Supplied data –
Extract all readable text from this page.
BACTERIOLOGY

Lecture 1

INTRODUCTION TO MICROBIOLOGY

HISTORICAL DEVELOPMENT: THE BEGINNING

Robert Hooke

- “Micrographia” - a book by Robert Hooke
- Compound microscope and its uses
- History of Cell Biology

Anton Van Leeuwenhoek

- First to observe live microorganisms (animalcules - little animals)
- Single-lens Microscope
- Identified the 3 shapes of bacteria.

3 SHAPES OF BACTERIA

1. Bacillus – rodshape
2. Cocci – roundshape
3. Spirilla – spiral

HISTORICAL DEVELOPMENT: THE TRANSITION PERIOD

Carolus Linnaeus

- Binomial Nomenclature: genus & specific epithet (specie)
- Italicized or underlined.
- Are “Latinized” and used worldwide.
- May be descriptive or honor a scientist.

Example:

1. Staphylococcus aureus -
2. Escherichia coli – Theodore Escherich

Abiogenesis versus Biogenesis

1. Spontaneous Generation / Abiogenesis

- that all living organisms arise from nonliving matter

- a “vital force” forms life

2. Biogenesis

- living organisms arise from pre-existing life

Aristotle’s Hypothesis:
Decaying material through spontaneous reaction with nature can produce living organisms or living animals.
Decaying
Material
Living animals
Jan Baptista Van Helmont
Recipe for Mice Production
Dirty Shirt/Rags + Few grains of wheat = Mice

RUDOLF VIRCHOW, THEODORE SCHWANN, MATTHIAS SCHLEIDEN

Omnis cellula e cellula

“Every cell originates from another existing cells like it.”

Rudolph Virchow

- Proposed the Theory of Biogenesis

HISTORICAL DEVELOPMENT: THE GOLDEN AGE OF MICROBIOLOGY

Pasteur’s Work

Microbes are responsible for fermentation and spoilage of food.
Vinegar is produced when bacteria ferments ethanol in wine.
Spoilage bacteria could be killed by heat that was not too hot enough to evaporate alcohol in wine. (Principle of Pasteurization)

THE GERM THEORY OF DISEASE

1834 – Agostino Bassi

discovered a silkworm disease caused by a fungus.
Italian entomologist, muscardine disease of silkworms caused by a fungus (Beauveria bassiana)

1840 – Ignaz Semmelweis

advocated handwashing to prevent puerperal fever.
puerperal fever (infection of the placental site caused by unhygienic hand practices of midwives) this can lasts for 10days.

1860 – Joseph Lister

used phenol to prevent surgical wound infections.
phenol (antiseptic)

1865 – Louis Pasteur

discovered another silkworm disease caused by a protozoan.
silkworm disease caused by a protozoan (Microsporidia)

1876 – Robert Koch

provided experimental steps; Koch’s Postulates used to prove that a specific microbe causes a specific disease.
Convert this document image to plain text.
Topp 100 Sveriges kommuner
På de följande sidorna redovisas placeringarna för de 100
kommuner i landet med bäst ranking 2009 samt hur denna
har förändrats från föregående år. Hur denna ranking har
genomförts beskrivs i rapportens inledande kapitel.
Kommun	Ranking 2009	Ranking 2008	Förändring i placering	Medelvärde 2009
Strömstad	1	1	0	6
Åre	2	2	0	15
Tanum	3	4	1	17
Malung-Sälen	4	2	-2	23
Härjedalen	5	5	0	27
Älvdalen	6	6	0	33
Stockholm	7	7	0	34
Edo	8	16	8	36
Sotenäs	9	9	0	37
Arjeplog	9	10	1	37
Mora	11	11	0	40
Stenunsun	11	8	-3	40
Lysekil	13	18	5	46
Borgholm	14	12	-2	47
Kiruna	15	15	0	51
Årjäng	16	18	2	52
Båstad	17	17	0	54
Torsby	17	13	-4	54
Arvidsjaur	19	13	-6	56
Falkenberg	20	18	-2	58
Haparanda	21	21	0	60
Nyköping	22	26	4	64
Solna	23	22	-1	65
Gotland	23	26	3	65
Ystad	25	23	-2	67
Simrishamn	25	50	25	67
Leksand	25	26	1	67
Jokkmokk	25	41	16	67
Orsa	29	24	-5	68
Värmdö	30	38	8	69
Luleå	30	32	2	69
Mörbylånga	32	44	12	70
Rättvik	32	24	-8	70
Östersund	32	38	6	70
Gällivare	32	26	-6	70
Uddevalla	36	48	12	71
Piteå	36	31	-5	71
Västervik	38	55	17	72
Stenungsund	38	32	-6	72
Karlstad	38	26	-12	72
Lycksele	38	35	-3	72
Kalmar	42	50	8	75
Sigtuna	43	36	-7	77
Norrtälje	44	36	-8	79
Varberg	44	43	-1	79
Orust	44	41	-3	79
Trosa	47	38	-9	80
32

Work request –
Word for word, write out every line of the listing.

Task solution –
Extract all readable text from this page.
BACTERIOLOGY

Lecture 1

INTRODUCTION TO MICROBIOLOGY

HISTORICAL DEVELOPMENT: THE BEGINNING

Robert Hooke

- “Micrographia” - a book by Robert Hooke
- Compound microscope and its uses
- History of Cell Biology

Anton Van Leeuwenhoek

- First to observe live microorganisms (animalcules - little animals)
- Single-lens Microscope
- Identified the 3 shapes of bacteria.

3 SHAPES OF BACTERIA

1. Bacillus – rodshape
2. Cocci – roundshape
3. Spirilla – spiral

HISTORICAL DEVELOPMENT: THE TRANSITION PERIOD

Carolus Linnaeus

- Binomial Nomenclature: genus & specific epithet (specie)
- Italicized or underlined.
- Are “Latinized” and used worldwide.
- May be descriptive or honor a scientist.

Example:

1. Staphylococcus aureus -
2. Escherichia coli – Theodore Escherich

Abiogenesis versus Biogenesis

1. Spontaneous Generation / Abiogenesis

- that all living organisms arise from nonliving matter

- a “vital force” forms life

2. Biogenesis

- living organisms arise from pre-existing life

Aristotle’s Hypothesis:
Decaying material through spontaneous reaction with nature can produce living organisms or living animals.
Decaying
Material
Living animals
Jan Baptista Van Helmont
Recipe for Mice Production
Dirty Shirt/Rags + Few grains of wheat = Mice

RUDOLF VIRCHOW, THEODORE SCHWANN, MATTHIAS SCHLEIDEN

Omnis cellula e cellula

“Every cell originates from another existing cells like it.”

Rudolph Virchow

- Proposed the Theory of Biogenesis

HISTORICAL DEVELOPMENT: THE GOLDEN AGE OF MICROBIOLOGY

Pasteur’s Work

Microbes are responsible for fermentation and spoilage of food.
Vinegar is produced when bacteria ferments ethanol in wine.
Spoilage bacteria could be killed by heat that was not too hot enough to evaporate alcohol in wine. (Principle of Pasteurization)

THE GERM THEORY OF DISEASE

1834 – Agostino Bassi

discovered a silkworm disease caused by a fungus.
Italian entomologist, muscardine disease of silkworms caused by a fungus (Beauveria bassiana)

1840 – Ignaz Semmelweis

advocated handwashing to prevent puerperal fever.
puerperal fever (infection of the placental site caused by unhygienic hand practices of midwives) this can lasts for 10days.

1860 – Joseph Lister

used phenol to prevent surgical wound infections.
phenol (antiseptic)

1865 – Louis Pasteur

discovered another silkworm disease caused by a protozoan.
silkworm disease caused by a protozoan (Microsporidia)

1876 – Robert Koch

provided experimental steps; Koch’s Postulates used to prove that a specific microbe causes a specific disease.
Convert this document image to plain text.
Topp 100 Sveriges kommuner
På de följande sidorna redovisas placeringarna för de 100
kommuner i landet med bäst ranking 2009 samt hur denna
har förändrats från föregående år. Hur denna ranking har
genomförts beskrivs i rapportens inledande kapitel.
Kommun	Ranking 2009	Ranking 2008	Förändring i placering	Medelvärde 2009
Strömstad	1	1	0	6
Åre	2	2	0	15
Tanum	3	4	1	17
Malung-Sälen	4	2	-2	23
Härjedalen	5	5	0	27
Älvdalen	6	6	0	33
Stockholm	7	7	0	34
Edo	8	16	8	36
Sotenäs	9	9	0	37
Arjeplog	9	10	1	37
Mora	11	11	0	40
Stenunsun	11	8	-3	40
Lysekil	13	18	5	46
Borgholm	14	12	-2	47
Kiruna	15	15	0	51
Årjäng	16	18	2	52
Båstad	17	17	0	54
Torsby	17	13	-4	54
Arvidsjaur	19	13	-6	56
Falkenberg	20	18	-2	58
Haparanda	21	21	0	60
Nyköping	22	26	4	64
Solna	23	22	-1	65
Gotland	23	26	3	65
Ystad	25	23	-2	67
Simrishamn	25	50	25	67
Leksand	25	26	1	67
Jokkmokk	25	41	16	67
Orsa	29	24	-5	68
Värmdö	30	38	8	69
Luleå	30	32	2	69
Mörbylånga	32	44	12	70
Rättvik	32	24	-8	70
Östersund	32	38	6	70
Gällivare	32	26	-6	70
Uddevalla	36	48	12	71
Piteå	36	31	-5	71
Västervik	38	55	17	72
Stenungsund	38	32	-6	72
Karlstad	38	26	-12	72
Lycksele	38	35	-3	72
Kalmar	42	50	8	75
Sigtuna	43	36	-7	77
Norrtälje	44	36	-8	79
Varberg	44	43	-1	79
Orust	44	41	-3	79
Trosa	47	38	-9	80
32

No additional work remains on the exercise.